╭──

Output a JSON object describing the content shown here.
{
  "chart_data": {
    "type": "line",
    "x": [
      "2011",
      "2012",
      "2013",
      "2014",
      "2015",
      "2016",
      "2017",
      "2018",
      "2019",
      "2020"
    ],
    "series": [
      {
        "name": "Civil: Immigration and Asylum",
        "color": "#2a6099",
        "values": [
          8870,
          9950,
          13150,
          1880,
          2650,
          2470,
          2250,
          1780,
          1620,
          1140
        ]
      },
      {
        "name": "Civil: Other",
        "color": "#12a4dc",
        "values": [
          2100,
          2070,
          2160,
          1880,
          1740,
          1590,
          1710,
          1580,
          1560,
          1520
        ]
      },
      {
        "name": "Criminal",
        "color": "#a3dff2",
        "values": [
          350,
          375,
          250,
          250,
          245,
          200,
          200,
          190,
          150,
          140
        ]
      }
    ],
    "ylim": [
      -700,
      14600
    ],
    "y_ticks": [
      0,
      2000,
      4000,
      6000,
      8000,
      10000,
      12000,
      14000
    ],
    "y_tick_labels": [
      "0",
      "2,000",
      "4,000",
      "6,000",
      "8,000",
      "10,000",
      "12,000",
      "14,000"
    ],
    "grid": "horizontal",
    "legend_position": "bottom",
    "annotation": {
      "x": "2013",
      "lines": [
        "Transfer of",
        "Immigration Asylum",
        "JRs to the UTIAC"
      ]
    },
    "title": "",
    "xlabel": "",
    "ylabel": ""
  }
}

╰──

* **Exercise goal**
State the number of lines in the data that include the string "Civil", and add nothing else.

* **Task answer**
2